(Data items)

※

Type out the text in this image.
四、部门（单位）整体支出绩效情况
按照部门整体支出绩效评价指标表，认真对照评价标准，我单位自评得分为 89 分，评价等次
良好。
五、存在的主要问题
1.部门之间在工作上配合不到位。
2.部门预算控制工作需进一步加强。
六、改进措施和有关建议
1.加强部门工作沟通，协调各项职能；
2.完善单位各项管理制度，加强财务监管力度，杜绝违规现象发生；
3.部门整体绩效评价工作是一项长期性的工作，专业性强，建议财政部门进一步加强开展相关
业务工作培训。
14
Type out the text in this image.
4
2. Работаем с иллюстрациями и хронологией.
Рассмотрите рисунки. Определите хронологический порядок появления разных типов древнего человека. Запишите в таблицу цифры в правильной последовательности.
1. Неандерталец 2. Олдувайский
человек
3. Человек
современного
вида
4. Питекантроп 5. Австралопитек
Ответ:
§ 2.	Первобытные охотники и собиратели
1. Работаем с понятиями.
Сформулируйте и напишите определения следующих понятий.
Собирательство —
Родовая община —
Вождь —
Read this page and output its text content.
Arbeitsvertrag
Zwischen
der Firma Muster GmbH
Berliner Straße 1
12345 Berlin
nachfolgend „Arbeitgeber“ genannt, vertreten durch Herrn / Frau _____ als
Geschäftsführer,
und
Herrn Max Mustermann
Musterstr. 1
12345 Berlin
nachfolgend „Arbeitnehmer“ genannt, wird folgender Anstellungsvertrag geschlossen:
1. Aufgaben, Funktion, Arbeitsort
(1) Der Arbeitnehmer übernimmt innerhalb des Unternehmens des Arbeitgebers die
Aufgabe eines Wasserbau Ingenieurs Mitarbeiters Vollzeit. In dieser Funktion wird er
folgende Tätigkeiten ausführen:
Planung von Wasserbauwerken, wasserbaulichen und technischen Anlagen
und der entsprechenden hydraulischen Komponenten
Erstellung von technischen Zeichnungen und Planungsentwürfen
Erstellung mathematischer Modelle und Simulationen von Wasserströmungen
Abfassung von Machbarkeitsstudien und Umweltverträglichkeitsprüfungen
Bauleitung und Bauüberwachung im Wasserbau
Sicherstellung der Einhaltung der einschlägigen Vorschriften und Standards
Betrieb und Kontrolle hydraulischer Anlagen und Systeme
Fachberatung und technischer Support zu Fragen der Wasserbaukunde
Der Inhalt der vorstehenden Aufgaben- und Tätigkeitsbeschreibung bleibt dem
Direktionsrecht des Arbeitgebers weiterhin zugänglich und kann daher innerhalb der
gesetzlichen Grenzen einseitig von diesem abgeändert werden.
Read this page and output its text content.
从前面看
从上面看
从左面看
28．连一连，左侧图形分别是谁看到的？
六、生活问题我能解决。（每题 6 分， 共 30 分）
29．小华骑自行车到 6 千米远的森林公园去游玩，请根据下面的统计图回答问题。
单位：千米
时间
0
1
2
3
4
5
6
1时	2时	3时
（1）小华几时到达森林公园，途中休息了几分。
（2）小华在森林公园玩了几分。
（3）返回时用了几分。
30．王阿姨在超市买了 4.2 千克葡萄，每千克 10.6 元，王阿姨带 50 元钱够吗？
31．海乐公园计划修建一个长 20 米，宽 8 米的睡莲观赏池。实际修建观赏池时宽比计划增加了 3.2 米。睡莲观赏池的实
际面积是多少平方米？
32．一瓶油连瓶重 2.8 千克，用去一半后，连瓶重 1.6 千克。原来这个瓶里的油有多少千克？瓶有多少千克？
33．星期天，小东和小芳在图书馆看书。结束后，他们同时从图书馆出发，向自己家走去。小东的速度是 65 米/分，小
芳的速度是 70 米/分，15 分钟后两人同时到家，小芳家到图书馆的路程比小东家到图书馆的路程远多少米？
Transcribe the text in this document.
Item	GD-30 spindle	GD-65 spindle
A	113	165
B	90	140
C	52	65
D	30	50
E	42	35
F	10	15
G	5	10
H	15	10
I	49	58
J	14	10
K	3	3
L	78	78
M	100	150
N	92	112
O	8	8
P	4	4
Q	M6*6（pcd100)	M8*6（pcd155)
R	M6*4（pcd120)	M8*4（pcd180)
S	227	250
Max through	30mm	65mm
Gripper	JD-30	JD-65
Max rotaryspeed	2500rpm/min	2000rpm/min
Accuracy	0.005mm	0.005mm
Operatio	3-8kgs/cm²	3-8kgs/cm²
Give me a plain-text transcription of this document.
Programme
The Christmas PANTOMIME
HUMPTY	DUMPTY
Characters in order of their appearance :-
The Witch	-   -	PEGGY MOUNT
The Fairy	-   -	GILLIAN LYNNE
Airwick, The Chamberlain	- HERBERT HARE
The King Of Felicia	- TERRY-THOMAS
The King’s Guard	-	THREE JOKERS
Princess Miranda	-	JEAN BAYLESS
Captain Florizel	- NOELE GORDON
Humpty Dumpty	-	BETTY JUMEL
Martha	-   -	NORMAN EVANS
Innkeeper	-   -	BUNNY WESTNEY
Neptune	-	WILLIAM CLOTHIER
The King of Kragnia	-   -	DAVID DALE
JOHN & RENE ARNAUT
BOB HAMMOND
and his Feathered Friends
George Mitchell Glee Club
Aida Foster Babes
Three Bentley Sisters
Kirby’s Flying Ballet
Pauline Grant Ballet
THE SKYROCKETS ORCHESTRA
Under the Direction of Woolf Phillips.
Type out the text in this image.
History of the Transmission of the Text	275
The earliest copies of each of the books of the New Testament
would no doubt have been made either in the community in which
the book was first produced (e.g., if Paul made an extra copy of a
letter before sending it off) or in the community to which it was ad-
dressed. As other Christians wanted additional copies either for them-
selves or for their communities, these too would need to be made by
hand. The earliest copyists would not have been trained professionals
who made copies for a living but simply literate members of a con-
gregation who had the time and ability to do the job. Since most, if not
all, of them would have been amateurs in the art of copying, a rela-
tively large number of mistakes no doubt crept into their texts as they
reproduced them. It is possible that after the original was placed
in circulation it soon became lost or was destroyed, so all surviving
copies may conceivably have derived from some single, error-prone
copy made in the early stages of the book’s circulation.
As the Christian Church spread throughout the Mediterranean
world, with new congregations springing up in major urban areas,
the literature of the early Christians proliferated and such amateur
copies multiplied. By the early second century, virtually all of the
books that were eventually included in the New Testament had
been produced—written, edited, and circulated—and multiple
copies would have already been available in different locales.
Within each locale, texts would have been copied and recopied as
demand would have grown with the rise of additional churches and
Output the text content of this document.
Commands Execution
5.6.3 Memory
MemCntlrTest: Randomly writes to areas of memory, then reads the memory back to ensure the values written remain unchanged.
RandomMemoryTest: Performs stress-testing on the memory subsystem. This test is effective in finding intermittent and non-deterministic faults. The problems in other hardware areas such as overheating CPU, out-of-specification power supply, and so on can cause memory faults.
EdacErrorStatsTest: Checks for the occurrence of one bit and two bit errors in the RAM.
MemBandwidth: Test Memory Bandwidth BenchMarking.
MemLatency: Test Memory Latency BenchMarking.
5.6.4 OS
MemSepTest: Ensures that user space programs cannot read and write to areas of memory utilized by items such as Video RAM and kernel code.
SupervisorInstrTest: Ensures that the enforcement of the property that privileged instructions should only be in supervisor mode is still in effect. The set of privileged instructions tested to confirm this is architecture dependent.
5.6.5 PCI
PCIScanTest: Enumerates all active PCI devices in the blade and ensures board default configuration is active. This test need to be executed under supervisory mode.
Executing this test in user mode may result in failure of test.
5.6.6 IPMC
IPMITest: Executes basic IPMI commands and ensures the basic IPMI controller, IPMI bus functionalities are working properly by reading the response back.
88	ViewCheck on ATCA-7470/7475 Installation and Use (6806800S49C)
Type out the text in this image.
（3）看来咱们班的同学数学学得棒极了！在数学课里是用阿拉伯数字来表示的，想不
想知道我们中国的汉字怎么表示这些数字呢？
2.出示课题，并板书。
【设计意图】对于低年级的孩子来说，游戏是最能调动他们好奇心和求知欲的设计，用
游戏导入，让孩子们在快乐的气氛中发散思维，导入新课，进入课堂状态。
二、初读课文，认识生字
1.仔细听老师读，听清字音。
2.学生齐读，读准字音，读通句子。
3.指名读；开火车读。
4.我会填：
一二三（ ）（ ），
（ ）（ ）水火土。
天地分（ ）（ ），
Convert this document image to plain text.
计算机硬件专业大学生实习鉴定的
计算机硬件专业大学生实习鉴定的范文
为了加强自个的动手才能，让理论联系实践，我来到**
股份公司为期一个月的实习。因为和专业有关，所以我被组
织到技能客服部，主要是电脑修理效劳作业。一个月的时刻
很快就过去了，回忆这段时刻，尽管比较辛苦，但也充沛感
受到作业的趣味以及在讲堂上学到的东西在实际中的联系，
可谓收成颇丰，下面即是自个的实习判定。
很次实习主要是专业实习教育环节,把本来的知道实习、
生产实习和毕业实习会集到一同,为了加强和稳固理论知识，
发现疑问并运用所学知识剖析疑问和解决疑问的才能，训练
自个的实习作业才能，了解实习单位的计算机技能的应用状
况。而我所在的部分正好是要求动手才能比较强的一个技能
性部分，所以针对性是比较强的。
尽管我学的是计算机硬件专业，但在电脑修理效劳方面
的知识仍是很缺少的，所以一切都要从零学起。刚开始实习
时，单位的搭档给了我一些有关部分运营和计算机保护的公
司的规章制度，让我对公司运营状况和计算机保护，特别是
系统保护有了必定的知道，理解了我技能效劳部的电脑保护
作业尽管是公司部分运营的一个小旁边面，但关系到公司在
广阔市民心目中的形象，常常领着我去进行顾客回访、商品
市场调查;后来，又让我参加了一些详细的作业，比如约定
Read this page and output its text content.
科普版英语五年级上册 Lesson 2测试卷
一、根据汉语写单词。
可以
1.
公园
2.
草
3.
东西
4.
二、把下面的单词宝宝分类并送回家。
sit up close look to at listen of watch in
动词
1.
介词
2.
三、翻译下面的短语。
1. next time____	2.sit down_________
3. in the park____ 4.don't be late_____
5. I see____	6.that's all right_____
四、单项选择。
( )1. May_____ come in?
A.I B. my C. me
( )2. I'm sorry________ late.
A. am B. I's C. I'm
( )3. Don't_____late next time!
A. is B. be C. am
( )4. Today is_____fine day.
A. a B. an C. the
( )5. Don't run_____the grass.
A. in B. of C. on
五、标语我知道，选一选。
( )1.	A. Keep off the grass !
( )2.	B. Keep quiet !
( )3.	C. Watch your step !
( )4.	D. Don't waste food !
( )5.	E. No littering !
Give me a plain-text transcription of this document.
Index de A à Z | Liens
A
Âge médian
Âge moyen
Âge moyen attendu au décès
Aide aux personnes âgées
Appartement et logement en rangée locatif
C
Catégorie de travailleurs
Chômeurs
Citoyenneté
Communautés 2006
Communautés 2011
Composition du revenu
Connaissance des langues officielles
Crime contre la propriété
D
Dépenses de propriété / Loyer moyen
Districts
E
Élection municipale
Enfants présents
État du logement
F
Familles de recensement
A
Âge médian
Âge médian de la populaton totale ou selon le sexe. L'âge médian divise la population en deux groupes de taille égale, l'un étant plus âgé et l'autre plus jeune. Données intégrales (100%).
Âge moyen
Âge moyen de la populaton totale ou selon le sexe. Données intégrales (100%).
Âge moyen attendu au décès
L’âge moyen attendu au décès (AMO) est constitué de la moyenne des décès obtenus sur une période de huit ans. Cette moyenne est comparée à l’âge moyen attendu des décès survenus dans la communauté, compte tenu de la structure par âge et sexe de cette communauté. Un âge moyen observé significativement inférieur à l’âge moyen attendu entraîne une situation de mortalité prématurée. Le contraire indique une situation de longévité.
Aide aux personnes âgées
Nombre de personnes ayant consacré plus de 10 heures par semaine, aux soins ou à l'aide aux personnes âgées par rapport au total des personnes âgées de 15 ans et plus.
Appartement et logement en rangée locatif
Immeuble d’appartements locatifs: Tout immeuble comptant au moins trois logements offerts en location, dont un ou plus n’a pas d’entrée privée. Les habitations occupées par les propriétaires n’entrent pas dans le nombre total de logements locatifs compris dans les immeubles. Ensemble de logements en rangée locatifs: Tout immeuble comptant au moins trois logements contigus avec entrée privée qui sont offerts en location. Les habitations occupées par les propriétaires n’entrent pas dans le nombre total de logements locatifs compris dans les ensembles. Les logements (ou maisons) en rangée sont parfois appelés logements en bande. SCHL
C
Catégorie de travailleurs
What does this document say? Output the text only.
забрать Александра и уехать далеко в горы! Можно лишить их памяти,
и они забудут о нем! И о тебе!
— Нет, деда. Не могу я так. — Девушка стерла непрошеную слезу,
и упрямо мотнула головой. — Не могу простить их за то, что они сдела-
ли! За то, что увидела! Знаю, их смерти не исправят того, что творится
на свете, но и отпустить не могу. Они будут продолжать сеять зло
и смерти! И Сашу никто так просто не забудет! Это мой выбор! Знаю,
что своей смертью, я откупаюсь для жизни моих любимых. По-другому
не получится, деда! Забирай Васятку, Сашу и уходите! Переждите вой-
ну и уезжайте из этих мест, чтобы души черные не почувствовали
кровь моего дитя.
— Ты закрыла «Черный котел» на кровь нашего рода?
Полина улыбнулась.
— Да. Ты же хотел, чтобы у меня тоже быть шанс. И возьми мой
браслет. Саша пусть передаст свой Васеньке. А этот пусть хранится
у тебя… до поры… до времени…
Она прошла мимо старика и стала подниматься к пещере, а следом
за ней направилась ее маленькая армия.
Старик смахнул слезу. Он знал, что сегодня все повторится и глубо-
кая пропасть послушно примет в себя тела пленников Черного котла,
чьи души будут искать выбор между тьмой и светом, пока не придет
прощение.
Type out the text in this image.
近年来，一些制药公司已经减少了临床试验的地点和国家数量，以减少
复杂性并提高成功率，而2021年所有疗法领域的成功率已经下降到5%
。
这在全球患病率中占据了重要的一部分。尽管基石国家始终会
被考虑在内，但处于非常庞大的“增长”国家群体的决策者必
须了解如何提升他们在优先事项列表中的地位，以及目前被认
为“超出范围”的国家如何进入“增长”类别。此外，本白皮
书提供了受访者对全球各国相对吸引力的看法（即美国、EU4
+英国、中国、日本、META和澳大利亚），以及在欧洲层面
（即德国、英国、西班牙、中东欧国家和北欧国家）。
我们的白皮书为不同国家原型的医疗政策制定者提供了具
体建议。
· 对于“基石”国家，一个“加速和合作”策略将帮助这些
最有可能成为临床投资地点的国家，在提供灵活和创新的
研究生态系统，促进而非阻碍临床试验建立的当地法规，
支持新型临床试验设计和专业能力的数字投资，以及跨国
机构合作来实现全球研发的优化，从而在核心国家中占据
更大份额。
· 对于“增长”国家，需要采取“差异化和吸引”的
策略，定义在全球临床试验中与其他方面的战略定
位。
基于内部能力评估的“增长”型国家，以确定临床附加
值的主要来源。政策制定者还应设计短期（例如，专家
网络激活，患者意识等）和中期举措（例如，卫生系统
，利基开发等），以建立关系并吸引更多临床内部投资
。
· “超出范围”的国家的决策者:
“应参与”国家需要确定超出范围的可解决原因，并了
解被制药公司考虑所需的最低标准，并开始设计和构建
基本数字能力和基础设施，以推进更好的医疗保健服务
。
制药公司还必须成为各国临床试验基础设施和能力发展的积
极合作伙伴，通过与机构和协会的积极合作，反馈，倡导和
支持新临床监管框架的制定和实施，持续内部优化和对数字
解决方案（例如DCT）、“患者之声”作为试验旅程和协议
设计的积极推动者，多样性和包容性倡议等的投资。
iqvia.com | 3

※

● Written exercise
From the records given above, copy all lines containing "BenchMarking".

● Expected answer
MemBandwidth: Test Memory Bandwidth BenchMarking.
MemLatency: Test Memory Latency BenchMarking.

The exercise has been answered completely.